Stored items
-- BEGIN --

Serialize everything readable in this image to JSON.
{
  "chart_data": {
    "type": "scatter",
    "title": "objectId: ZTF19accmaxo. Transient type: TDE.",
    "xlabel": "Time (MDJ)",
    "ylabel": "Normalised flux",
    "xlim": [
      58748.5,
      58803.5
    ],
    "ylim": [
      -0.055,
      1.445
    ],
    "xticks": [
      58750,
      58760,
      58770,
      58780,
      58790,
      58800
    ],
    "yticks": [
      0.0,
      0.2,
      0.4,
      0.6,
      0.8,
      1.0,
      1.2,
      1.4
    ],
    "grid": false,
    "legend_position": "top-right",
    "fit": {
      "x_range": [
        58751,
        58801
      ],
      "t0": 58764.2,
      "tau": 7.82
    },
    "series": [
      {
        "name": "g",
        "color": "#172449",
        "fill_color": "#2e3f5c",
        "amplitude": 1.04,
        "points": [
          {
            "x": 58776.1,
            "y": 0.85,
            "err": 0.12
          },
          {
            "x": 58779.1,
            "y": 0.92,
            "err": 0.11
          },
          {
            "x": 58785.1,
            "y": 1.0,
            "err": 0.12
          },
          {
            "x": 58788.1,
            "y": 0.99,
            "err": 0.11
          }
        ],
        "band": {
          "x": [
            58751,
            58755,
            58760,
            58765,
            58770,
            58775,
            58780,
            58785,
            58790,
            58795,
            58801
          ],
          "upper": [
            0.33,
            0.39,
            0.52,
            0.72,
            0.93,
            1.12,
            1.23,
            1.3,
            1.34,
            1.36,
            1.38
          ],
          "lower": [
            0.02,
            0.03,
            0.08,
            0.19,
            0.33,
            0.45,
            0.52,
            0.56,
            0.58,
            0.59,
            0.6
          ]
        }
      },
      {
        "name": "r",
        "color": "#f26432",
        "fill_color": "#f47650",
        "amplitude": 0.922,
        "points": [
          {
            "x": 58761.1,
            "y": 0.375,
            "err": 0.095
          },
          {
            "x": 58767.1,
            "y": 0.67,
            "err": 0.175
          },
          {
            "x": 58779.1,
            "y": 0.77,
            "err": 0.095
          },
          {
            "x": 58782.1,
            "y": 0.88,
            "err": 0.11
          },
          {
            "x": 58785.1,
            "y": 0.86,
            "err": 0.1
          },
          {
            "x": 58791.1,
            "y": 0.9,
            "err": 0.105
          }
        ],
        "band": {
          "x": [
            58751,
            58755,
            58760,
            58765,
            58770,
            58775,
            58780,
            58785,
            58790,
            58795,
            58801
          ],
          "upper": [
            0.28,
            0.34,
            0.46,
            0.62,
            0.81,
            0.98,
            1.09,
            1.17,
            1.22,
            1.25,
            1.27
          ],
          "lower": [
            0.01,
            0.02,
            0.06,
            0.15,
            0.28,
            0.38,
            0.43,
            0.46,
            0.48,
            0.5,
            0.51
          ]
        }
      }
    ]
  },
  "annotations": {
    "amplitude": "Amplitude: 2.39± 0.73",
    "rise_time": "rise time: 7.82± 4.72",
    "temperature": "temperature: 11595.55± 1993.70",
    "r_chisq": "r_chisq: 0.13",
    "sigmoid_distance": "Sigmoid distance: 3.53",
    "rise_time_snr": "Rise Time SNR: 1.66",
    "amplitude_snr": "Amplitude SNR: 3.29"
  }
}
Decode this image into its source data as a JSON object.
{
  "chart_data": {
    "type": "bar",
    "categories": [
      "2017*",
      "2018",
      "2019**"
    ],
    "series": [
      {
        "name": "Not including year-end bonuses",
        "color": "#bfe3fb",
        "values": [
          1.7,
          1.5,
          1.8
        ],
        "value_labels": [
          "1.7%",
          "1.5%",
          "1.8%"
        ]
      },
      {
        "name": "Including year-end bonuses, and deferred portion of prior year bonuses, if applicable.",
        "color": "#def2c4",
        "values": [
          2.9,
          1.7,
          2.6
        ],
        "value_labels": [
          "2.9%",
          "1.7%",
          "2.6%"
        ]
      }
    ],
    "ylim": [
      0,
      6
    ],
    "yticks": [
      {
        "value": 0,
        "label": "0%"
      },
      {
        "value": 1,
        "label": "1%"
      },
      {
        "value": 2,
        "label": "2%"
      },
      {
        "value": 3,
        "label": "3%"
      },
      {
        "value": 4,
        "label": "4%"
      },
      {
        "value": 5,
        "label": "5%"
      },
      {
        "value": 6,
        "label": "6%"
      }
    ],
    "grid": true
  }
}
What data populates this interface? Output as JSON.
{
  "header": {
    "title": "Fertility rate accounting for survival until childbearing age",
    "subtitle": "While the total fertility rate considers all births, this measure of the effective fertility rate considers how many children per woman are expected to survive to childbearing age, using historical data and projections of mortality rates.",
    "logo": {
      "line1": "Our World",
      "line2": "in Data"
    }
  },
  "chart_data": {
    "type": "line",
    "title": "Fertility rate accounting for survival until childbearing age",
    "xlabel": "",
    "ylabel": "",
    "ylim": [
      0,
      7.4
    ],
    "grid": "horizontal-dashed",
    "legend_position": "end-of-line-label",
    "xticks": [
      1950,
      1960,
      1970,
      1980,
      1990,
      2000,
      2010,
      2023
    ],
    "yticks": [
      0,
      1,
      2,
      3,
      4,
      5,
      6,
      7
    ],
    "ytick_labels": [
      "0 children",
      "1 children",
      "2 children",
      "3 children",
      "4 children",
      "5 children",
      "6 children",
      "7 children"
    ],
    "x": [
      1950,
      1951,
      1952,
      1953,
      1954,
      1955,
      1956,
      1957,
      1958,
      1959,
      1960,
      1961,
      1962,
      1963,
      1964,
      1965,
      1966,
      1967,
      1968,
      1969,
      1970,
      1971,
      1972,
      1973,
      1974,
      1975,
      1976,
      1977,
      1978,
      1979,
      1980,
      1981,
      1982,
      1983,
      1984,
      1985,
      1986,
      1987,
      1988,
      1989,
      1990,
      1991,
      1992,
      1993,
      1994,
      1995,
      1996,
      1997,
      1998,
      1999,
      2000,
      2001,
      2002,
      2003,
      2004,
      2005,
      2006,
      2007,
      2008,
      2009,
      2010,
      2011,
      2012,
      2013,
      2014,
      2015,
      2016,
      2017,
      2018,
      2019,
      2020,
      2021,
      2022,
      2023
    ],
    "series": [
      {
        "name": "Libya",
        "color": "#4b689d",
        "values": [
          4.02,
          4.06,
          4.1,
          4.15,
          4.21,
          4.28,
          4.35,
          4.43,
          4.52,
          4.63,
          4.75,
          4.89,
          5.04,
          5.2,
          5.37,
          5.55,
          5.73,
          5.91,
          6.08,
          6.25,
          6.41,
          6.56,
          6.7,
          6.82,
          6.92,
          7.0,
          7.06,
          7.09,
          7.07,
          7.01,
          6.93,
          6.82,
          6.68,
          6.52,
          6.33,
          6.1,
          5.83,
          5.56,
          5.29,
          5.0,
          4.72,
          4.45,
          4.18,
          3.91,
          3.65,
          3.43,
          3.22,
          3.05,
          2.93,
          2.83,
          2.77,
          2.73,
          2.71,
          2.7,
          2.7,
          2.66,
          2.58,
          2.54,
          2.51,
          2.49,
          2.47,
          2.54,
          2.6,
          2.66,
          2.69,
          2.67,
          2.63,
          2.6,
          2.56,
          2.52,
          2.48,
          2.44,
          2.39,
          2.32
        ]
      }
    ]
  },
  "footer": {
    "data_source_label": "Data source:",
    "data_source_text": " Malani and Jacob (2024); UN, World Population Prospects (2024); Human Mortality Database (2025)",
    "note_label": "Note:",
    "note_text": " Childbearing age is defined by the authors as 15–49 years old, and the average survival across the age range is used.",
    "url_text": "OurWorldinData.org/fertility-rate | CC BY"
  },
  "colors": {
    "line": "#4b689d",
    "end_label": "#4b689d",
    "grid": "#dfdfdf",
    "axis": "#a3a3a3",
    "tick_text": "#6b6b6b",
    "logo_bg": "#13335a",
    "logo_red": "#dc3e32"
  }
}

-- END --

> _AIM OF THE EXERCISE_
Gather all lines from the listing above in which "grid" occurs.

> _THE RESULT_
    "grid": false,
    "grid": true
    "grid": "horizontal-dashed",
    "grid": "#dfdfdf",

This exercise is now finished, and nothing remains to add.